Exercise details: Copy each record exactly as it reads, leaving out any pictures it holds.

[Records excerpted from a collection]
[start]
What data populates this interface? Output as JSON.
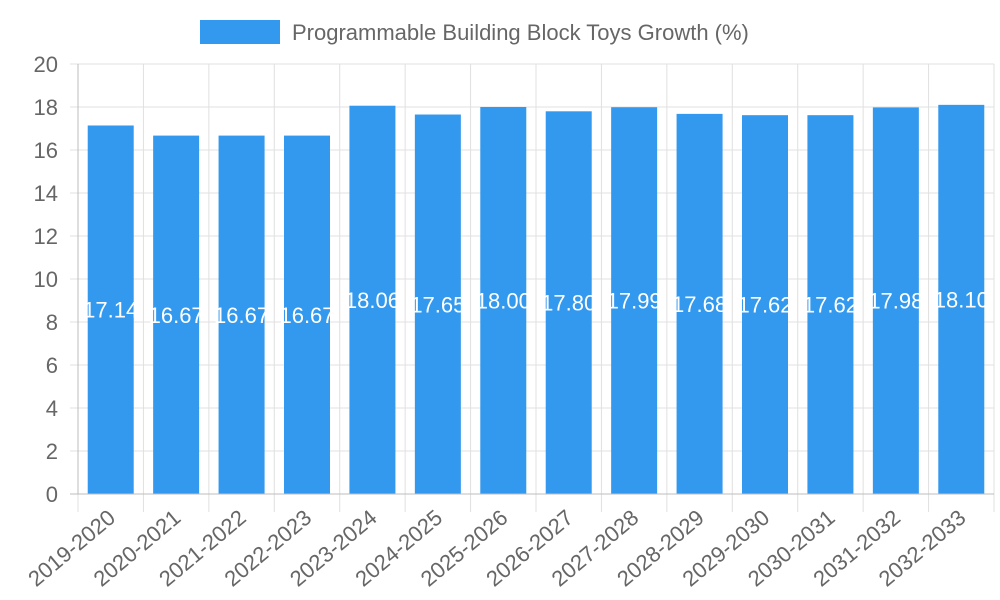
{
  "colors": {
    "bar": "#3399EE",
    "grid": "#E0E0E0",
    "axis": "#BDBDBD",
    "text": "#666666",
    "label": "#FFFFFF"
  },
  "chart_data": {
    "type": "bar",
    "categories": [
      "2019-2020",
      "2020-2021",
      "2021-2022",
      "2022-2023",
      "2023-2024",
      "2024-2025",
      "2025-2026",
      "2026-2027",
      "2027-2028",
      "2028-2029",
      "2029-2030",
      "2030-2031",
      "2031-2032",
      "2032-2033"
    ],
    "series": [
      {
        "name": "Programmable Building Block Toys Growth (%)",
        "values": [
          17.14,
          16.67,
          16.67,
          16.67,
          18.06,
          17.65,
          18.0,
          17.8,
          17.99,
          17.68,
          17.62,
          17.62,
          17.98,
          18.1
        ],
        "labels": [
          "17.14",
          "16.67",
          "16.67",
          "16.67",
          "18.06",
          "17.65",
          "18.00",
          "17.80",
          "17.99",
          "17.68",
          "17.62",
          "17.62",
          "17.98",
          "18.10"
        ]
      }
    ],
    "ylim": [
      0,
      20
    ],
    "yticks": [
      "0",
      "2",
      "4",
      "6",
      "8",
      "10",
      "12",
      "14",
      "16",
      "18",
      "20"
    ],
    "grid": true,
    "legend": "top-center"
  }
}
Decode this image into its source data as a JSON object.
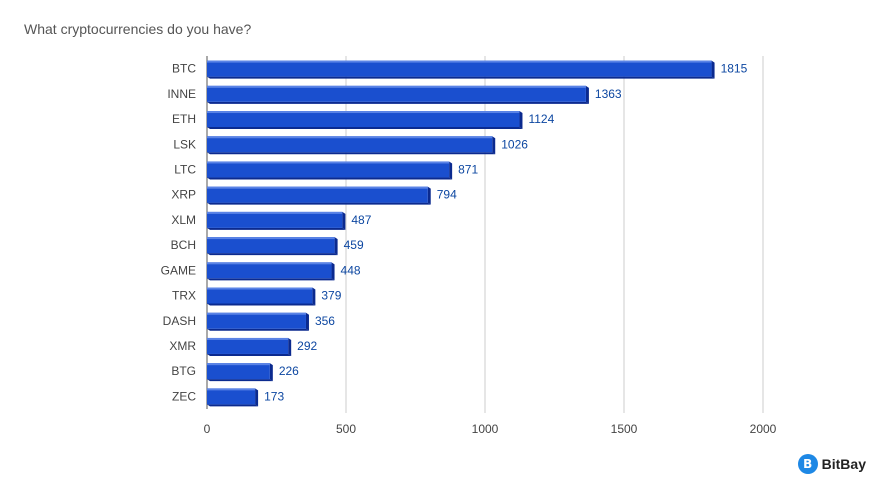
{
  "title": "What cryptocurrencies do you have?",
  "brand": {
    "name": "BitBay",
    "icon": "bitbay-logo-icon",
    "icon_glyph": "B",
    "color": "#1e88e5"
  },
  "colors": {
    "bar": "#1a4fcf",
    "bar_side": "#0b2a8f",
    "bar_top": "#5a83e6",
    "grid": "#cccccc",
    "axis_text": "#444444",
    "value_text": "#0d47a1"
  },
  "chart_data": {
    "type": "bar",
    "orientation": "horizontal",
    "categories": [
      "BTC",
      "INNE",
      "ETH",
      "LSK",
      "LTC",
      "XRP",
      "XLM",
      "BCH",
      "GAME",
      "TRX",
      "DASH",
      "XMR",
      "BTG",
      "ZEC"
    ],
    "values": [
      1815,
      1363,
      1124,
      1026,
      871,
      794,
      487,
      459,
      448,
      379,
      356,
      292,
      226,
      173
    ],
    "xlim": [
      0,
      2000
    ],
    "xticks": [
      0,
      500,
      1000,
      1500,
      2000
    ],
    "grid": true,
    "data_labels": true,
    "style": "3d"
  }
}
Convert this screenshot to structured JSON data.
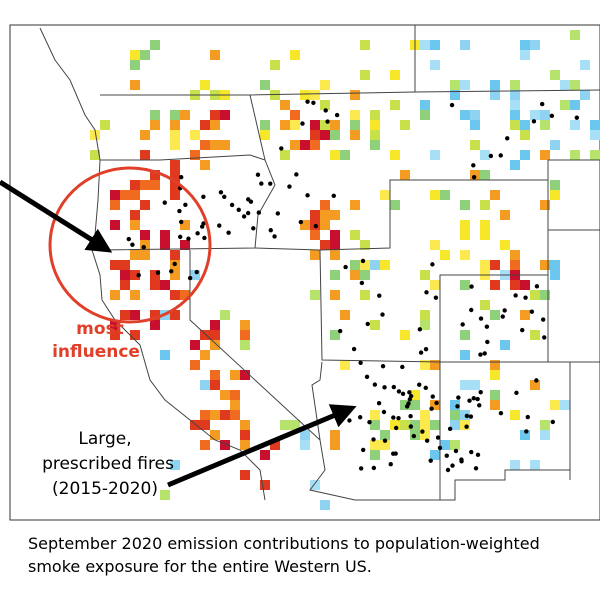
[end]
Expected answer:
What data populates this interface? Output as JSON.
{
  "colors": {
    "bar": "#3399EE",
    "grid": "#E0E0E0",
    "axis": "#BDBDBD",
    "text": "#666666",
    "label": "#FFFFFF"
  },
  "chart_data": {
    "type": "bar",
    "categories": [
      "2019-2020",
      "2020-2021",
      "2021-2022",
      "2022-2023",
      "2023-2024",
      "2024-2025",
      "2025-2026",
      "2026-2027",
      "2027-2028",
      "2028-2029",
      "2029-2030",
      "2030-2031",
      "2031-2032",
      "2032-2033"
    ],
    "series": [
      {
        "name": "Programmable Building Block Toys Growth (%)",
        "values": [
          17.14,
          16.67,
          16.67,
          16.67,
          18.06,
          17.65,
          18.0,
          17.8,
          17.99,
          17.68,
          17.62,
          17.62,
          17.98,
          18.1
        ],
        "labels": [
          "17.14",
          "16.67",
          "16.67",
          "16.67",
          "18.06",
          "17.65",
          "18.00",
          "17.80",
          "17.99",
          "17.68",
          "17.62",
          "17.62",
          "17.98",
          "18.10"
        ]
      }
    ],
    "ylim": [
      0,
      20
    ],
    "yticks": [
      "0",
      "2",
      "4",
      "6",
      "8",
      "10",
      "12",
      "14",
      "16",
      "18",
      "20"
    ],
    "grid": true,
    "legend": "top-center"
  }
}
Decode this image into its source data as a JSON object.
{
  "title": "What cryptocurrencies do you have?",
  "brand": {
    "name": "BitBay",
    "icon": "bitbay-logo-icon",
    "icon_glyph": "B",
    "color": "#1e88e5"
  },
  "colors": {
    "bar": "#1a4fcf",
    "bar_side": "#0b2a8f",
    "bar_top": "#5a83e6",
    "grid": "#cccccc",
    "axis_text": "#444444",
    "value_text": "#0d47a1"
  },
  "chart_data": {
    "type": "bar",
    "orientation": "horizontal",
    "categories": [
      "BTC",
      "INNE",
      "ETH",
      "LSK",
      "LTC",
      "XRP",
      "XLM",
      "BCH",
      "GAME",
      "TRX",
      "DASH",
      "XMR",
      "BTG",
      "ZEC"
    ],
    "values": [
      1815,
      1363,
      1124,
      1026,
      871,
      794,
      487,
      459,
      448,
      379,
      356,
      292,
      226,
      173
    ],
    "xlim": [
      0,
      2000
    ],
    "xticks": [
      0,
      500,
      1000,
      1500,
      2000
    ],
    "grid": true,
    "data_labels": true,
    "style": "3d"
  }
}
Convert this screenshot to structured JSON data.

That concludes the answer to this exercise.